Stated exercise: Skip the pictures and extract all of the lines exactly as written.

Input material:
------------------------------------
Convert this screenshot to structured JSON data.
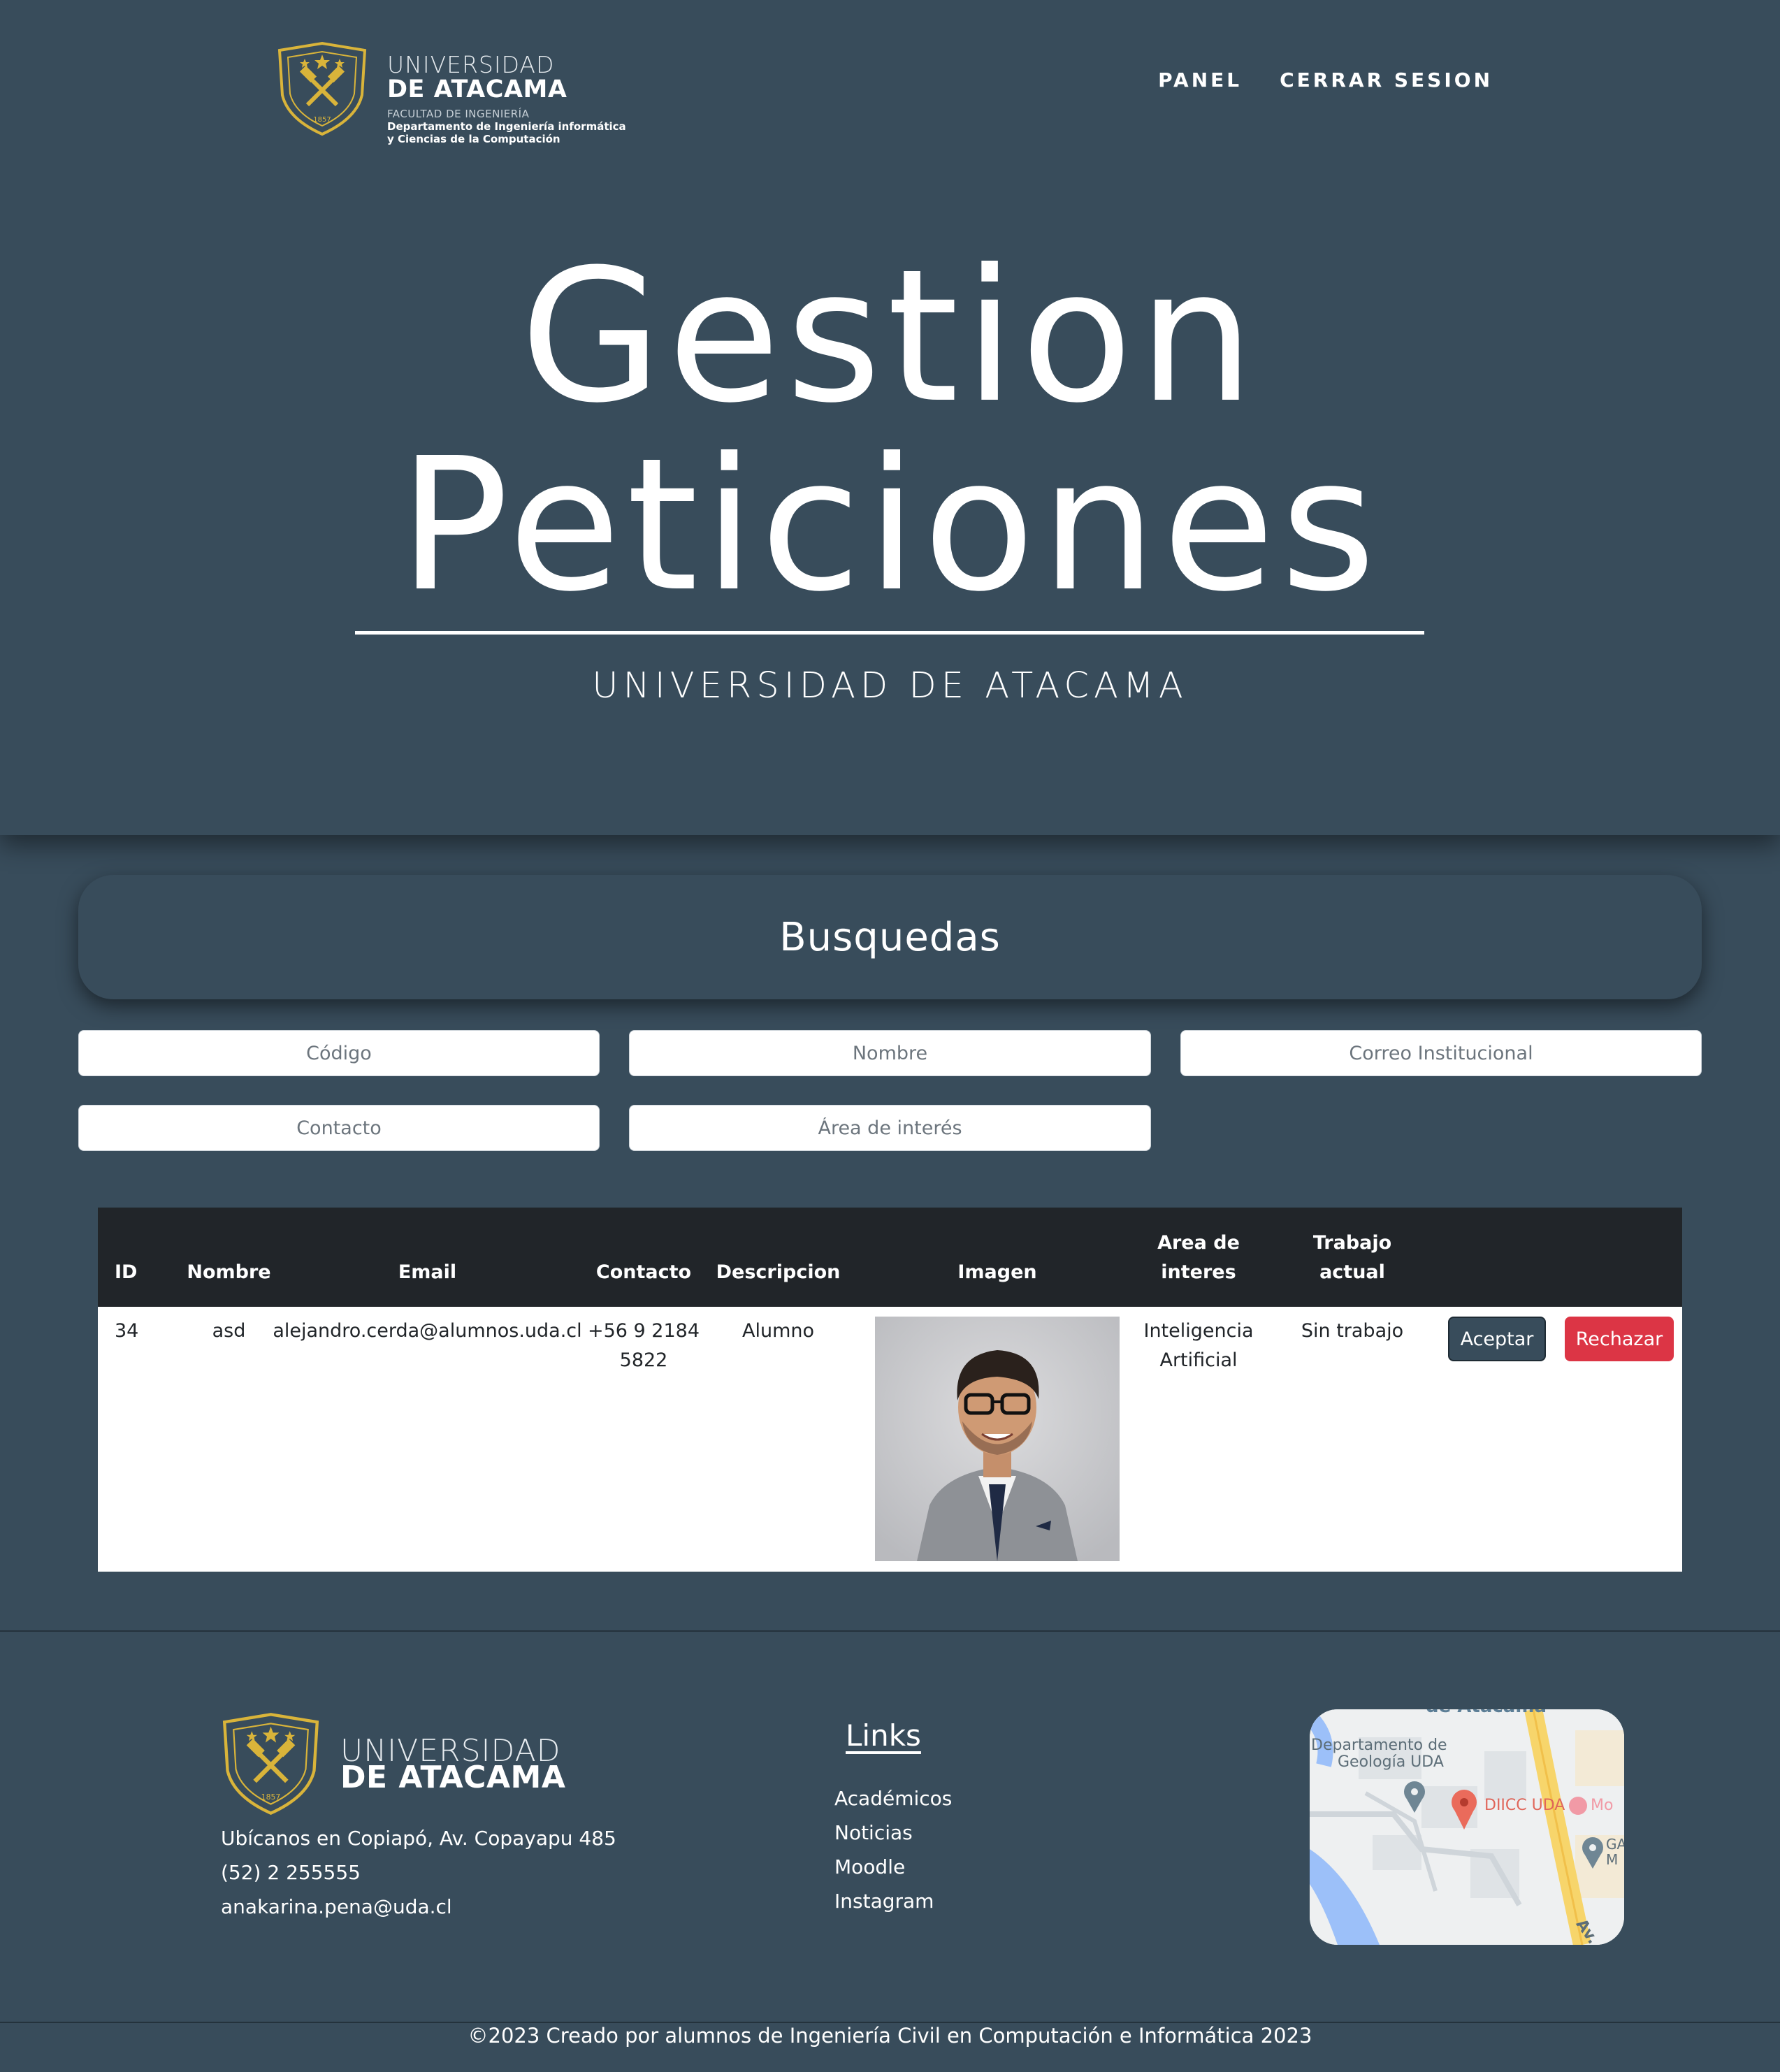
{
  "header": {
    "logo": {
      "line1": "UNIVERSIDAD",
      "line2": "DE ATACAMA",
      "faculty": "FACULTAD DE INGENIERÍA",
      "department_line1": "Departamento de Ingeniería informática",
      "department_line2": "y Ciencias de la Computación",
      "crest_year": "1857"
    },
    "nav": {
      "panel": "PANEL",
      "logout": "CERRAR SESION"
    }
  },
  "hero": {
    "title_line1": "Gestion",
    "title_line2": "Peticiones",
    "subtitle": "UNIVERSIDAD DE ATACAMA"
  },
  "search": {
    "heading": "Busquedas",
    "fields": {
      "codigo": "Código",
      "nombre": "Nombre",
      "correo": "Correo Institucional",
      "contacto": "Contacto",
      "area": "Área de interés"
    }
  },
  "table": {
    "headers": {
      "id": "ID",
      "nombre": "Nombre",
      "email": "Email",
      "contacto": "Contacto",
      "descripcion": "Descripcion",
      "imagen": "Imagen",
      "area_line1": "Area de",
      "area_line2": "interes",
      "trabajo_line1": "Trabajo",
      "trabajo_line2": "actual"
    },
    "rows": [
      {
        "id": "34",
        "nombre": "asd",
        "email": "alejandro.cerda@alumnos.uda.cl",
        "contacto_line1": "+56 9 2184",
        "contacto_line2": "5822",
        "descripcion": "Alumno",
        "area_line1": "Inteligencia",
        "area_line2": "Artificial",
        "trabajo": "Sin trabajo",
        "accept_label": "Aceptar",
        "reject_label": "Rechazar"
      }
    ]
  },
  "footer": {
    "logo_line1": "UNIVERSIDAD",
    "logo_line2": "DE ATACAMA",
    "address": "Ubícanos en Copiapó, Av. Copayapu 485",
    "phone": "(52) 2 255555",
    "email": "anakarina.pena@uda.cl",
    "links_title": "Links",
    "links": [
      "Académicos",
      "Noticias",
      "Moodle",
      "Instagram"
    ],
    "map": {
      "label_top": "de Atacama",
      "label_geologia_1": "Departamento de",
      "label_geologia_2": "Geología UDA",
      "label_diicc": "DIICC UDA",
      "label_mo": "Mo",
      "label_ga": "GA",
      "label_m": "M",
      "label_av": "Av."
    },
    "copyright": "©2023 Creado por alumnos de Ingeniería Civil en Computación e Informática 2023"
  },
  "colors": {
    "background": "#384c5b",
    "table_header": "#212529",
    "reject": "#dc3545",
    "accent_gold": "#d9b43a"
  }
}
------------------------------------
Reply:
Convert this screenshot to structured JSON data.
{
  "header": {
    "logo": {
      "line1": "UNIVERSIDAD",
      "line2": "DE ATACAMA",
      "faculty": "FACULTAD DE INGENIERÍA",
      "department_line1": "Departamento de Ingeniería informática",
      "department_line2": "y Ciencias de la Computación",
      "crest_year": "1857"
    },
    "nav": {
      "panel": "PANEL",
      "logout": "CERRAR SESION"
    }
  },
  "hero": {
    "title_line1": "Gestion",
    "title_line2": "Peticiones",
    "subtitle": "UNIVERSIDAD DE ATACAMA"
  },
  "search": {
    "heading": "Busquedas",
    "fields": {
      "codigo": "Código",
      "nombre": "Nombre",
      "correo": "Correo Institucional",
      "contacto": "Contacto",
      "area": "Área de interés"
    }
  },
  "table": {
    "headers": {
      "id": "ID",
      "nombre": "Nombre",
      "email": "Email",
      "contacto": "Contacto",
      "descripcion": "Descripcion",
      "imagen": "Imagen",
      "area_line1": "Area de",
      "area_line2": "interes",
      "trabajo_line1": "Trabajo",
      "trabajo_line2": "actual"
    },
    "rows": [
      {
        "id": "34",
        "nombre": "asd",
        "email": "alejandro.cerda@alumnos.uda.cl",
        "contacto_line1": "+56 9 2184",
        "contacto_line2": "5822",
        "descripcion": "Alumno",
        "area_line1": "Inteligencia",
        "area_line2": "Artificial",
        "trabajo": "Sin trabajo",
        "accept_label": "Aceptar",
        "reject_label": "Rechazar"
      }
    ]
  },
  "footer": {
    "logo_line1": "UNIVERSIDAD",
    "logo_line2": "DE ATACAMA",
    "address": "Ubícanos en Copiapó, Av. Copayapu 485",
    "phone": "(52) 2 255555",
    "email": "anakarina.pena@uda.cl",
    "links_title": "Links",
    "links": [
      "Académicos",
      "Noticias",
      "Moodle",
      "Instagram"
    ],
    "map": {
      "label_top": "de Atacama",
      "label_geologia_1": "Departamento de",
      "label_geologia_2": "Geología UDA",
      "label_diicc": "DIICC UDA",
      "label_mo": "Mo",
      "label_ga": "GA",
      "label_m": "M",
      "label_av": "Av."
    },
    "copyright": "©2023 Creado por alumnos de Ingeniería Civil en Computación e Informática 2023"
  },
  "colors": {
    "background": "#384c5b",
    "table_header": "#212529",
    "reject": "#dc3545",
    "accent_gold": "#d9b43a"
  }
}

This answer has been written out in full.